**Objective:**
Print the whole listing exactly.

**Extracted entries:**
────────────────────────────────────────
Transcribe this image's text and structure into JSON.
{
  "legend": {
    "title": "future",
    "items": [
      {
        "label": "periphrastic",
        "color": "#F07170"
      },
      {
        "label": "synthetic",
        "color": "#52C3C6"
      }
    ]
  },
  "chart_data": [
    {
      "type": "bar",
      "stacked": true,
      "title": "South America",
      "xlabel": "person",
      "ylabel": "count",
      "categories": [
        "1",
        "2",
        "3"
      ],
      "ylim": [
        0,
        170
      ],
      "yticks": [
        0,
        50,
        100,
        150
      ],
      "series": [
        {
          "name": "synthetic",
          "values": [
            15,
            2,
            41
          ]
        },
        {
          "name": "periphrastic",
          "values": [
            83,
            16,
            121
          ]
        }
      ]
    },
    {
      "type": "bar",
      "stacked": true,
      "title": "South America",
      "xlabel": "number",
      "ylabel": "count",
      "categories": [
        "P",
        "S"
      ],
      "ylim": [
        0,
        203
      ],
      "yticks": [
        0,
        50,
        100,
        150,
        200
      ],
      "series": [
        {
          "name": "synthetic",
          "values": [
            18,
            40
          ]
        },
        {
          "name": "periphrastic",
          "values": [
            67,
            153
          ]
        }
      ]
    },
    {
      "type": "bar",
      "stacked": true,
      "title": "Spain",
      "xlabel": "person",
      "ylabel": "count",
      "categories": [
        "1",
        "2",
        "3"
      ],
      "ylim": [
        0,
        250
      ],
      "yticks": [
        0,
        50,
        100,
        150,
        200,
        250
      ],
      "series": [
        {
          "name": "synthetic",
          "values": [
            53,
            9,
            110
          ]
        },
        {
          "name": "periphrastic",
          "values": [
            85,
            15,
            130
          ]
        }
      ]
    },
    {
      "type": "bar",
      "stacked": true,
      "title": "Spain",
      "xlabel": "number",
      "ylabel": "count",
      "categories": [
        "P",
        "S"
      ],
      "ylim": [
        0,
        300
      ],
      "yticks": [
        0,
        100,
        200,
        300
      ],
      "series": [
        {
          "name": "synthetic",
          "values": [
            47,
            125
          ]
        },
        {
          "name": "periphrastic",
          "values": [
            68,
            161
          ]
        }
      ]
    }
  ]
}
────────────────────────────────────────
**Result of this exercise:**
Transcribe this image's text and structure into JSON.
{
  "legend": {
    "title": "future",
    "items": [
      {
        "label": "periphrastic",
        "color": "#F07170"
      },
      {
        "label": "synthetic",
        "color": "#52C3C6"
      }
    ]
  },
  "chart_data": [
    {
      "type": "bar",
      "stacked": true,
      "title": "South America",
      "xlabel": "person",
      "ylabel": "count",
      "categories": [
        "1",
        "2",
        "3"
      ],
      "ylim": [
        0,
        170
      ],
      "yticks": [
        0,
        50,
        100,
        150
      ],
      "series": [
        {
          "name": "synthetic",
          "values": [
            15,
            2,
            41
          ]
        },
        {
          "name": "periphrastic",
          "values": [
            83,
            16,
            121
          ]
        }
      ]
    },
    {
      "type": "bar",
      "stacked": true,
      "title": "South America",
      "xlabel": "number",
      "ylabel": "count",
      "categories": [
        "P",
        "S"
      ],
      "ylim": [
        0,
        203
      ],
      "yticks": [
        0,
        50,
        100,
        150,
        200
      ],
      "series": [
        {
          "name": "synthetic",
          "values": [
            18,
            40
          ]
        },
        {
          "name": "periphrastic",
          "values": [
            67,
            153
          ]
        }
      ]
    },
    {
      "type": "bar",
      "stacked": true,
      "title": "Spain",
      "xlabel": "person",
      "ylabel": "count",
      "categories": [
        "1",
        "2",
        "3"
      ],
      "ylim": [
        0,
        250
      ],
      "yticks": [
        0,
        50,
        100,
        150,
        200,
        250
      ],
      "series": [
        {
          "name": "synthetic",
          "values": [
            53,
            9,
            110
          ]
        },
        {
          "name": "periphrastic",
          "values": [
            85,
            15,
            130
          ]
        }
      ]
    },
    {
      "type": "bar",
      "stacked": true,
      "title": "Spain",
      "xlabel": "number",
      "ylabel": "count",
      "categories": [
        "P",
        "S"
      ],
      "ylim": [
        0,
        300
      ],
      "yticks": [
        0,
        100,
        200,
        300
      ],
      "series": [
        {
          "name": "synthetic",
          "values": [
            47,
            125
          ]
        },
        {
          "name": "periphrastic",
          "values": [
            68,
            161
          ]
        }
      ]
    }
  ]
}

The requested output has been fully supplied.